* AIM OF THE TASK
Change each "favorite-button" in the lines below to "like-button" and keep everything else the same. Leave the pictures out of your answer.

Listings of boxed layout items
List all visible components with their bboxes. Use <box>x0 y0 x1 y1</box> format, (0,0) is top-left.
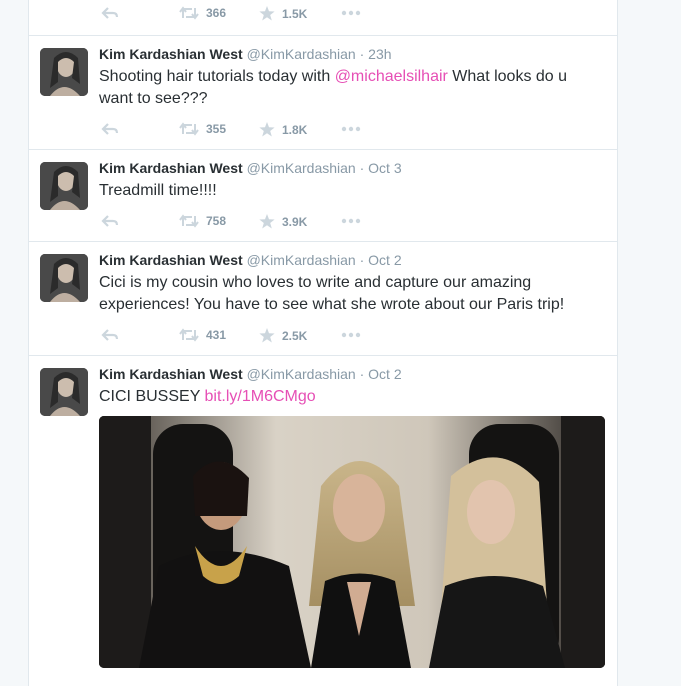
photo-image <box>99 416 605 668</box>
username[interactable]: @KimKardashian <box>247 160 356 176</box>
reply-button[interactable] <box>101 6 119 20</box>
retweet-icon <box>179 214 199 228</box>
username[interactable]: @KimKardashian <box>247 366 356 382</box>
retweet-button[interactable]: 758 <box>179 214 226 228</box>
retweet-count: 758 <box>206 214 227 228</box>
timestamp[interactable]: · Oct 2 <box>360 252 402 268</box>
more-button[interactable] <box>341 332 361 338</box>
fullname[interactable]: Kim Kardashian West <box>99 366 243 382</box>
reply-button[interactable] <box>101 214 119 228</box>
more-button[interactable] <box>341 126 361 132</box>
username[interactable]: @KimKardashian <box>247 46 356 62</box>
retweet-button[interactable]: 355 <box>179 122 226 136</box>
timestamp[interactable]: · Oct 2 <box>360 366 402 382</box>
avatar[interactable] <box>40 368 88 416</box>
more-icon <box>341 218 361 224</box>
fullname[interactable]: Kim Kardashian West <box>99 46 243 62</box>
reply-button[interactable] <box>101 328 119 342</box>
timestamp[interactable]: · 23h <box>360 46 392 62</box>
favorite-count: 1.8K <box>282 122 308 137</box>
reply-icon <box>101 329 119 341</box>
retweet-button[interactable]: 366 <box>179 6 226 20</box>
tweet[interactable]: Kim Kardashian West @KimKardashian · Oct… <box>29 242 617 356</box>
reply-icon <box>101 7 119 19</box>
avatar[interactable] <box>40 254 88 302</box>
tweet-header: Kim Kardashian West @KimKardashian · 23h <box>99 46 392 62</box>
reply-button[interactable] <box>101 122 119 136</box>
more-button[interactable] <box>341 218 361 224</box>
favorite-button[interactable]: 2.5K <box>259 328 307 343</box>
tweet-partial[interactable]: 366 1.5K <box>29 0 617 36</box>
star-icon <box>259 122 275 137</box>
tweet-text: Shooting hair tutorials today with @mich… <box>99 66 599 110</box>
favorite-button[interactable]: 1.5K <box>259 6 307 21</box>
retweet-icon <box>179 6 199 20</box>
url-link[interactable]: bit.ly/1M6CMgo <box>205 388 316 405</box>
tweet-header: Kim Kardashian West @KimKardashian · Oct… <box>99 160 402 176</box>
star-icon <box>259 6 275 21</box>
retweet-icon <box>179 328 199 342</box>
tweet-text: Treadmill time!!!! <box>99 182 217 199</box>
retweet-icon <box>179 122 199 136</box>
retweet-count: 355 <box>206 122 227 136</box>
tweet-text-part: CICI BUSSEY <box>99 388 205 405</box>
avatar[interactable] <box>40 162 88 210</box>
mention-link[interactable]: @michaelsilhair <box>335 68 448 85</box>
star-icon <box>259 214 275 229</box>
reply-icon <box>101 123 119 135</box>
favorite-count: 3.9K <box>282 214 308 229</box>
favorite-button[interactable]: 3.9K <box>259 214 307 229</box>
favorite-count: 1.5K <box>282 6 308 21</box>
tweet-header: Kim Kardashian West @KimKardashian · Oct… <box>99 252 402 268</box>
more-icon <box>341 332 361 338</box>
tweet-text: Cici is my cousin who loves to write and… <box>99 274 565 313</box>
tweet-photo[interactable] <box>99 416 605 668</box>
tweet[interactable]: Kim Kardashian West @KimKardashian · Oct… <box>29 150 617 242</box>
favorite-button[interactable]: 1.8K <box>259 122 307 137</box>
tweet-text-part: Shooting hair tutorials today with <box>99 68 335 85</box>
retweet-button[interactable]: 431 <box>179 328 226 342</box>
star-icon <box>259 328 275 343</box>
timestamp[interactable]: · Oct 3 <box>360 160 402 176</box>
timeline: 366 1.5K Kim Kardashian West @KimKardash… <box>28 0 618 686</box>
tweet-header: Kim Kardashian West @KimKardashian · Oct… <box>99 366 402 382</box>
more-icon <box>341 126 361 132</box>
reply-icon <box>101 215 119 227</box>
retweet-count: 431 <box>206 328 227 342</box>
tweet[interactable]: Kim Kardashian West @KimKardashian · 23h… <box>29 36 617 150</box>
more-icon <box>341 10 361 16</box>
username[interactable]: @KimKardashian <box>247 252 356 268</box>
tweet-text: CICI BUSSEY bit.ly/1M6CMgo <box>99 386 599 408</box>
fullname[interactable]: Kim Kardashian West <box>99 252 243 268</box>
fullname[interactable]: Kim Kardashian West <box>99 160 243 176</box>
avatar[interactable] <box>40 48 88 96</box>
retweet-count: 366 <box>206 6 227 20</box>
more-button[interactable] <box>341 10 361 16</box>
favorite-count: 2.5K <box>282 328 308 343</box>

* FINAL RESULT
List all visible components with their bboxes. Use <box>x0 y0 x1 y1</box> format, (0,0) is top-left.
photo-image <box>99 416 605 668</box>
username[interactable]: @KimKardashian <box>247 160 356 176</box>
reply-button[interactable] <box>101 6 119 20</box>
retweet-icon <box>179 214 199 228</box>
username[interactable]: @KimKardashian <box>247 366 356 382</box>
retweet-button[interactable]: 758 <box>179 214 226 228</box>
retweet-count: 758 <box>206 214 227 228</box>
timestamp[interactable]: · Oct 2 <box>360 252 402 268</box>
more-button[interactable] <box>341 332 361 338</box>
fullname[interactable]: Kim Kardashian West <box>99 366 243 382</box>
reply-button[interactable] <box>101 214 119 228</box>
more-button[interactable] <box>341 126 361 132</box>
username[interactable]: @KimKardashian <box>247 46 356 62</box>
retweet-button[interactable]: 355 <box>179 122 226 136</box>
timestamp[interactable]: · Oct 2 <box>360 366 402 382</box>
avatar[interactable] <box>40 368 88 416</box>
more-icon <box>341 218 361 224</box>
fullname[interactable]: Kim Kardashian West <box>99 46 243 62</box>
reply-button[interactable] <box>101 328 119 342</box>
timestamp[interactable]: · 23h <box>360 46 392 62</box>
favorite-count: 1.8K <box>282 122 308 137</box>
reply-icon <box>101 329 119 341</box>
retweet-button[interactable]: 366 <box>179 6 226 20</box>
tweet[interactable]: Kim Kardashian West @KimKardashian · Oct… <box>29 242 617 356</box>
reply-icon <box>101 7 119 19</box>
avatar[interactable] <box>40 254 88 302</box>
tweet-header: Kim Kardashian West @KimKardashian · 23h <box>99 46 392 62</box>
reply-button[interactable] <box>101 122 119 136</box>
more-button[interactable] <box>341 218 361 224</box>
like-button[interactable]: 2.5K <box>259 328 307 343</box>
tweet-partial[interactable]: 366 1.5K <box>29 0 617 36</box>
star-icon <box>259 122 275 137</box>
tweet-text: Shooting hair tutorials today with @mich… <box>99 66 599 110</box>
like-button[interactable]: 1.5K <box>259 6 307 21</box>
retweet-icon <box>179 6 199 20</box>
url-link[interactable]: bit.ly/1M6CMgo <box>205 388 316 405</box>
tweet-header: Kim Kardashian West @KimKardashian · Oct… <box>99 160 402 176</box>
star-icon <box>259 6 275 21</box>
retweet-icon <box>179 328 199 342</box>
tweet-text: Treadmill time!!!! <box>99 182 217 199</box>
retweet-icon <box>179 122 199 136</box>
retweet-count: 355 <box>206 122 227 136</box>
tweet-text-part: CICI BUSSEY <box>99 388 205 405</box>
avatar[interactable] <box>40 162 88 210</box>
mention-link[interactable]: @michaelsilhair <box>335 68 448 85</box>
star-icon <box>259 214 275 229</box>
reply-icon <box>101 123 119 135</box>
favorite-count: 3.9K <box>282 214 308 229</box>
like-button[interactable]: 3.9K <box>259 214 307 229</box>
favorite-count: 1.5K <box>282 6 308 21</box>
tweet-header: Kim Kardashian West @KimKardashian · Oct… <box>99 252 402 268</box>
more-icon <box>341 332 361 338</box>
tweet-text: Cici is my cousin who loves to write and… <box>99 274 565 313</box>
tweet-photo[interactable] <box>99 416 605 668</box>
tweet[interactable]: Kim Kardashian West @KimKardashian · Oct… <box>29 150 617 242</box>
like-button[interactable]: 1.8K <box>259 122 307 137</box>
tweet-text-part: Shooting hair tutorials today with <box>99 68 335 85</box>
retweet-button[interactable]: 431 <box>179 328 226 342</box>
star-icon <box>259 328 275 343</box>
timestamp[interactable]: · Oct 3 <box>360 160 402 176</box>
timeline: 366 1.5K Kim Kardashian West @KimKardash… <box>28 0 618 686</box>
tweet-header: Kim Kardashian West @KimKardashian · Oct… <box>99 366 402 382</box>
more-icon <box>341 126 361 132</box>
reply-icon <box>101 215 119 227</box>
retweet-count: 431 <box>206 328 227 342</box>
tweet[interactable]: Kim Kardashian West @KimKardashian · 23h… <box>29 36 617 150</box>
more-icon <box>341 10 361 16</box>
username[interactable]: @KimKardashian <box>247 252 356 268</box>
tweet-text: CICI BUSSEY bit.ly/1M6CMgo <box>99 386 599 408</box>
fullname[interactable]: Kim Kardashian West <box>99 252 243 268</box>
fullname[interactable]: Kim Kardashian West <box>99 160 243 176</box>
avatar[interactable] <box>40 48 88 96</box>
retweet-count: 366 <box>206 6 227 20</box>
more-button[interactable] <box>341 10 361 16</box>
favorite-count: 2.5K <box>282 328 308 343</box>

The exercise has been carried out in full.